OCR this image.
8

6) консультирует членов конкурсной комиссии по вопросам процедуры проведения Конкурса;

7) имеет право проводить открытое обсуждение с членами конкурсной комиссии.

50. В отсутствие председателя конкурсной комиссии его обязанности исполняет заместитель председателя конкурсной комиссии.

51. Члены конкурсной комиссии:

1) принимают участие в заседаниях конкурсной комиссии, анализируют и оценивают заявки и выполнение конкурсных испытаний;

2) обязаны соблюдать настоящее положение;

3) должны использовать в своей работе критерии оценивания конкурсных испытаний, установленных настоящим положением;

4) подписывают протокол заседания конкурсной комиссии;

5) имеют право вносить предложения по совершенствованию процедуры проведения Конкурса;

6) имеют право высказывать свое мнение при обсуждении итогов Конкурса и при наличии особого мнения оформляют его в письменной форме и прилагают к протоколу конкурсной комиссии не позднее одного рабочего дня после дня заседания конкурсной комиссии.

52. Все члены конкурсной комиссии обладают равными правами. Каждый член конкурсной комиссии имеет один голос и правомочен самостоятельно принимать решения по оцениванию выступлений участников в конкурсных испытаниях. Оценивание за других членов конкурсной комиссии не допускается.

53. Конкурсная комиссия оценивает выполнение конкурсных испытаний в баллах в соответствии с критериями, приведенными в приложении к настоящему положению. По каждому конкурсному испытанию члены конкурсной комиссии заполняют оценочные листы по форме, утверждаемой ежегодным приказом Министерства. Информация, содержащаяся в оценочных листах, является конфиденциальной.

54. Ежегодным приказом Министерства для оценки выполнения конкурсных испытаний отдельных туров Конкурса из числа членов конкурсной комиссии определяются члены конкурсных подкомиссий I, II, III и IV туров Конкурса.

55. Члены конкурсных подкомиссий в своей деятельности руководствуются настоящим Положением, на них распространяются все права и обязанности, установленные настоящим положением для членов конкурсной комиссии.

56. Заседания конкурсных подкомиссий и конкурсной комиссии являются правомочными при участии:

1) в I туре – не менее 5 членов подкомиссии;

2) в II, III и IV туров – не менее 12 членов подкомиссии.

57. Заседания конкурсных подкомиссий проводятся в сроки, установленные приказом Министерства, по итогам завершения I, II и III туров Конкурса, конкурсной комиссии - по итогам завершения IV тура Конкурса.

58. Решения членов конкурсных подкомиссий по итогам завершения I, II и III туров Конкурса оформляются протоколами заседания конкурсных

● THE TASK:
Find the lines of the material that hold the word "итогам" and report their count alone.

● WRITTEN SOLUTION:
2